Reproduce all of the data exactly.

Exercise input.
▶
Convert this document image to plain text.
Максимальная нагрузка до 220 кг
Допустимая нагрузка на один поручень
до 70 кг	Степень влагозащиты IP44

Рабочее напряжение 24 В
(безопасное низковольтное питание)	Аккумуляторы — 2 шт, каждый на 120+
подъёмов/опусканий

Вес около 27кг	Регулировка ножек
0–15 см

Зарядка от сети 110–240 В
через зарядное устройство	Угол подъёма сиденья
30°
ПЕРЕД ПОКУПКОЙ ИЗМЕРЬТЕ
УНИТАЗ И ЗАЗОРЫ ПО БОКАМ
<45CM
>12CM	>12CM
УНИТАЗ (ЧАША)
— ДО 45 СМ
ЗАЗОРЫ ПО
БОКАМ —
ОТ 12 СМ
◀
Worked answer.
Convert this document image to plain text.
Максимальная нагрузка до 220 кг
Допустимая нагрузка на один поручень
до 70 кг	Степень влагозащиты IP44

Рабочее напряжение 24 В
(безопасное низковольтное питание)	Аккумуляторы — 2 шт, каждый на 120+
подъёмов/опусканий

Вес около 27кг	Регулировка ножек
0–15 см

Зарядка от сети 110–240 В
через зарядное устройство	Угол подъёма сиденья
30°
ПЕРЕД ПОКУПКОЙ ИЗМЕРЬТЕ
УНИТАЗ И ЗАЗОРЫ ПО БОКАМ
<45CM
>12CM	>12CM
УНИТАЗ (ЧАША)
— ДО 45 СМ
ЗАЗОРЫ ПО
БОКАМ —
ОТ 12 СМ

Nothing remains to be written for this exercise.